Goal of the exercise:
Write out each line of the listing as it stands, without the images.

[Rows from a figure dataset]

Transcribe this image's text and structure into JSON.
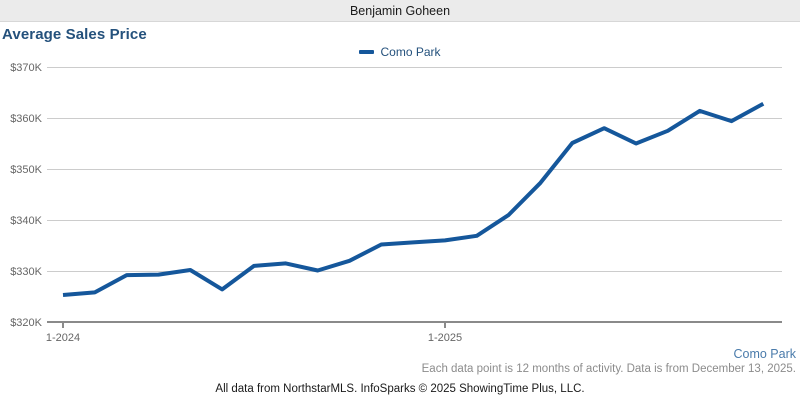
{
  "header": {
    "title": "Benjamin Goheen"
  },
  "chart": {
    "title": "Average Sales Price"
  },
  "legend": {
    "label": "Como Park"
  },
  "footnotes": {
    "series_label": "Como Park",
    "note": "Each data point is 12 months of activity. Data is from December 13, 2025.",
    "attribution": "All data from NorthstarMLS. InfoSparks © 2025 ShowingTime Plus, LLC."
  },
  "colors": {
    "series_line": "#15579b",
    "title_text": "#24517c",
    "legend_text": "#24517c",
    "series_footnote_text": "#4a7bab",
    "note_text": "#8c8c8c",
    "header_bg": "#ebebeb",
    "grid_line": "#cccccc",
    "axis_line": "#8a8a8a",
    "tick_label": "#666666"
  },
  "chart_data": {
    "type": "line",
    "title": "Average Sales Price",
    "x": [
      "1-2024",
      "2-2024",
      "3-2024",
      "4-2024",
      "5-2024",
      "6-2024",
      "7-2024",
      "8-2024",
      "9-2024",
      "10-2024",
      "11-2024",
      "12-2024",
      "1-2025",
      "2-2025",
      "3-2025",
      "4-2025",
      "5-2025",
      "6-2025",
      "7-2025",
      "8-2025",
      "9-2025",
      "10-2025",
      "11-2025"
    ],
    "series": [
      {
        "name": "Como Park",
        "color": "#15579b",
        "values": [
          325300,
          325800,
          329200,
          329300,
          330200,
          326400,
          331000,
          331500,
          330100,
          332000,
          335200,
          335600,
          336000,
          336900,
          341000,
          347300,
          355100,
          358000,
          355000,
          357500,
          361400,
          359400,
          362800
        ]
      }
    ],
    "ylim": [
      320000,
      370000
    ],
    "y_tick_values": [
      320000,
      330000,
      340000,
      350000,
      360000,
      370000
    ],
    "y_tick_labels": [
      "$320K",
      "$330K",
      "$340K",
      "$350K",
      "$360K",
      "$370K"
    ],
    "x_tick_indices": [
      0,
      12
    ],
    "x_tick_labels": [
      "1-2024",
      "1-2025"
    ],
    "grid": true,
    "legend_position": "top-center"
  }
}
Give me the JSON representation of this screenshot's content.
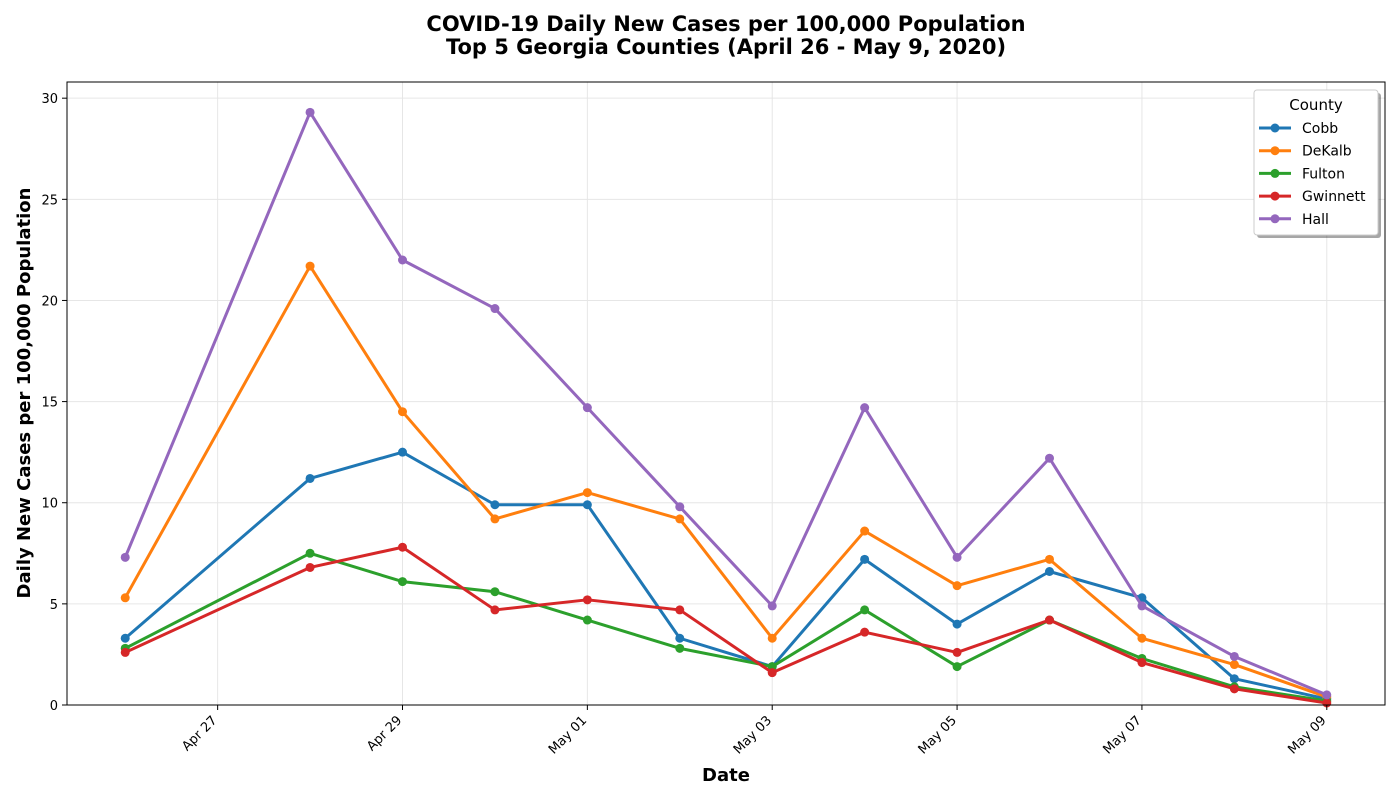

Complete response:
Transcribe this image's text and structure into JSON.
{
  "header": {
    "title": "Benjamin Goheen"
  },
  "chart": {
    "title": "Average Sales Price"
  },
  "legend": {
    "label": "Como Park"
  },
  "footnotes": {
    "series_label": "Como Park",
    "note": "Each data point is 12 months of activity. Data is from December 13, 2025.",
    "attribution": "All data from NorthstarMLS. InfoSparks © 2025 ShowingTime Plus, LLC."
  },
  "colors": {
    "series_line": "#15579b",
    "title_text": "#24517c",
    "legend_text": "#24517c",
    "series_footnote_text": "#4a7bab",
    "note_text": "#8c8c8c",
    "header_bg": "#ebebeb",
    "grid_line": "#cccccc",
    "axis_line": "#8a8a8a",
    "tick_label": "#666666"
  },
  "chart_data": {
    "type": "line",
    "title": "Average Sales Price",
    "x": [
      "1-2024",
      "2-2024",
      "3-2024",
      "4-2024",
      "5-2024",
      "6-2024",
      "7-2024",
      "8-2024",
      "9-2024",
      "10-2024",
      "11-2024",
      "12-2024",
      "1-2025",
      "2-2025",
      "3-2025",
      "4-2025",
      "5-2025",
      "6-2025",
      "7-2025",
      "8-2025",
      "9-2025",
      "10-2025",
      "11-2025"
    ],
    "series": [
      {
        "name": "Como Park",
        "color": "#15579b",
        "values": [
          325300,
          325800,
          329200,
          329300,
          330200,
          326400,
          331000,
          331500,
          330100,
          332000,
          335200,
          335600,
          336000,
          336900,
          341000,
          347300,
          355100,
          358000,
          355000,
          357500,
          361400,
          359400,
          362800
        ]
      }
    ],
    "ylim": [
      320000,
      370000
    ],
    "y_tick_values": [
      320000,
      330000,
      340000,
      350000,
      360000,
      370000
    ],
    "y_tick_labels": [
      "$320K",
      "$330K",
      "$340K",
      "$350K",
      "$360K",
      "$370K"
    ],
    "x_tick_indices": [
      0,
      12
    ],
    "x_tick_labels": [
      "1-2024",
      "1-2025"
    ],
    "grid": true,
    "legend_position": "top-center"
  }
}
Give me the JSON representation of this screenshot's content.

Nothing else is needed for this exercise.